◆ Work required ◆
Copy each line that holds "управления".

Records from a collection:
##############################
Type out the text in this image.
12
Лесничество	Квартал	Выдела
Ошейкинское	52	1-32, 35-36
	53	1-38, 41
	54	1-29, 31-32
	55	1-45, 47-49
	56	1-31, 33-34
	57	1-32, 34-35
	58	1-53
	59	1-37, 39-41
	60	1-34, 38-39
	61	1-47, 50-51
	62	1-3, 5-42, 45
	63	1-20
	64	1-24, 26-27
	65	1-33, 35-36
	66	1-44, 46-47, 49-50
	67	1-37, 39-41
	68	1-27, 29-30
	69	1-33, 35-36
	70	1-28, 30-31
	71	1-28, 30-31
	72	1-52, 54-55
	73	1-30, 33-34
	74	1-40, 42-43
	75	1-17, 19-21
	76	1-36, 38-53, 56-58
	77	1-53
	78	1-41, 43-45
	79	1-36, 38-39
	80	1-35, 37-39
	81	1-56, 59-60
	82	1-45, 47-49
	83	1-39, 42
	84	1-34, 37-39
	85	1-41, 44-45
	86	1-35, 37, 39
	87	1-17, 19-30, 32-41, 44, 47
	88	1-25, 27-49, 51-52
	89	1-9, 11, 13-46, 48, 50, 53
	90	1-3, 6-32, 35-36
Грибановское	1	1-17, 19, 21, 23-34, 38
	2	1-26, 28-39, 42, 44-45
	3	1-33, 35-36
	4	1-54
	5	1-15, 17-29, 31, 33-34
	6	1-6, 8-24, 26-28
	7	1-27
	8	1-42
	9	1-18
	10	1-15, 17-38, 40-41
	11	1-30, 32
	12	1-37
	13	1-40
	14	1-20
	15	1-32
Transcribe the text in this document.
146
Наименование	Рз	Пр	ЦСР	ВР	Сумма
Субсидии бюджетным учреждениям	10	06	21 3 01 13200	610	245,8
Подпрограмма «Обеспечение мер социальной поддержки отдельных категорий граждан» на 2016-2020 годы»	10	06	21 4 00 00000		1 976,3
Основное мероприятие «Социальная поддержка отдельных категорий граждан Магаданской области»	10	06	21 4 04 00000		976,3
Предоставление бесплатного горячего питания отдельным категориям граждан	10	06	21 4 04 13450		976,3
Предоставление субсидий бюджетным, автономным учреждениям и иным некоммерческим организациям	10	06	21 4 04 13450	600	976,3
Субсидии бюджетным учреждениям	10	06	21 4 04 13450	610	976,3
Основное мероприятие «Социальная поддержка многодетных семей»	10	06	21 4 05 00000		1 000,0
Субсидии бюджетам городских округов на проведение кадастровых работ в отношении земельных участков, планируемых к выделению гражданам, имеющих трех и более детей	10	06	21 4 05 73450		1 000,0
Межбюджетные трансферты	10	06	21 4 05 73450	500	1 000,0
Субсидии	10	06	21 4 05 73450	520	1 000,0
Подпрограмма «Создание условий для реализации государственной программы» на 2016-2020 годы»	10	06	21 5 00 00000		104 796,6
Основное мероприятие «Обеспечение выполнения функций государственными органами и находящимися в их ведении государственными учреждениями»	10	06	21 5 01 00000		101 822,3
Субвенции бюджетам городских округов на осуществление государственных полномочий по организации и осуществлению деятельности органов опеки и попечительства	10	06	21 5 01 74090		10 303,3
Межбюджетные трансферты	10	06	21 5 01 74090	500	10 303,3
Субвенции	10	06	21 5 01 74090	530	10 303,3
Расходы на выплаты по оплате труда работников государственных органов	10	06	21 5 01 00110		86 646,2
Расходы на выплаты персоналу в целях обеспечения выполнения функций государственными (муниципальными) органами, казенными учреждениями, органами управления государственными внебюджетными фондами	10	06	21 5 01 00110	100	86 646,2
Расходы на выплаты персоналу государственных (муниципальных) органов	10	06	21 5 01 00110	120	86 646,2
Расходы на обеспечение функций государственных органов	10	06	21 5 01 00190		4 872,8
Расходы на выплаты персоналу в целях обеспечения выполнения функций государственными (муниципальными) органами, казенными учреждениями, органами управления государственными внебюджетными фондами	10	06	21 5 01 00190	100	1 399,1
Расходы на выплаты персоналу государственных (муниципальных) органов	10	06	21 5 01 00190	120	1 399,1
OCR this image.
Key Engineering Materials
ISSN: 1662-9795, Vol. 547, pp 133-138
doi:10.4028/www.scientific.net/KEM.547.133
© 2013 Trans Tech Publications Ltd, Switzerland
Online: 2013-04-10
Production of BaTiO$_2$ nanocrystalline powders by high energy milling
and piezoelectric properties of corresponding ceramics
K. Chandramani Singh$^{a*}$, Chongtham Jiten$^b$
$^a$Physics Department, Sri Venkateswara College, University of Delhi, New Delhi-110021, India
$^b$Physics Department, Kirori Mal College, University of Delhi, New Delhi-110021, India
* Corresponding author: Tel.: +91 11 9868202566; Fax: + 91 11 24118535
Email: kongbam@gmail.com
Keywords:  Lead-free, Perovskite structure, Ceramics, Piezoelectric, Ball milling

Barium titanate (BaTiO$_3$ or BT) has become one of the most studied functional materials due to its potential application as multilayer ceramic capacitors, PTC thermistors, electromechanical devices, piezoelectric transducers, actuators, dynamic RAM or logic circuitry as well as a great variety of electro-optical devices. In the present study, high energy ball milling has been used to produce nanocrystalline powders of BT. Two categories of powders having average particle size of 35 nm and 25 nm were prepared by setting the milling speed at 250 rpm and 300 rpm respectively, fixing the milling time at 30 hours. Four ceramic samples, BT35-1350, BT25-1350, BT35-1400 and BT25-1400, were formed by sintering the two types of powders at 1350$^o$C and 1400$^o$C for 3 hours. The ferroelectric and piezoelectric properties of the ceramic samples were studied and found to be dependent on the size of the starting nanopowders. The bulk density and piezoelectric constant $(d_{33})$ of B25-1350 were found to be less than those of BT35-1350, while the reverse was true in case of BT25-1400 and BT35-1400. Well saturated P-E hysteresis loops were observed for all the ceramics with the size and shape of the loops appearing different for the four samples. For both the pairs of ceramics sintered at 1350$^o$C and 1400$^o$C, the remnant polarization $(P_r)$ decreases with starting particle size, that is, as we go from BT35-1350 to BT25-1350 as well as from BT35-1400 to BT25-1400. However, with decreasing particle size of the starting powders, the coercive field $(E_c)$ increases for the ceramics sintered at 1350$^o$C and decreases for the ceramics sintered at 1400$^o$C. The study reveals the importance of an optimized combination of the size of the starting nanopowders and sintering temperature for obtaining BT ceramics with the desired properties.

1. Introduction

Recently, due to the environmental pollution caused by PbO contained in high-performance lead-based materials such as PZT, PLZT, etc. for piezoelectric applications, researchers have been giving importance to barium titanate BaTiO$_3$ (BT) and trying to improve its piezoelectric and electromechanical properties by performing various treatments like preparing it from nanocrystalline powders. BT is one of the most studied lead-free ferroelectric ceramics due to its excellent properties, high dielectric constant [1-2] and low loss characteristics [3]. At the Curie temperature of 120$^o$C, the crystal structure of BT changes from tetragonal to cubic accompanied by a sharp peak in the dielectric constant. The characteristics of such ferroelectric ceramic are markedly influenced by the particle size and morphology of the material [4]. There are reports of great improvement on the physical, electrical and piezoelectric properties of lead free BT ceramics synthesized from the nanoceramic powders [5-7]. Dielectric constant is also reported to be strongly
##############################
◆ Answer to the task ◆
Расходы на выплаты персоналу в целях обеспечения выполнения функций государственными (муниципальными) органами, казенными учреждениями, органами управления государственными внебюджетными фондами	10	06	21 5 01 00110	100	86 646,2
Расходы на выплаты персоналу в целях обеспечения выполнения функций государственными (муниципальными) органами, казенными учреждениями, органами управления государственными внебюджетными фондами	10	06	21 5 01 00190	100	1 399,1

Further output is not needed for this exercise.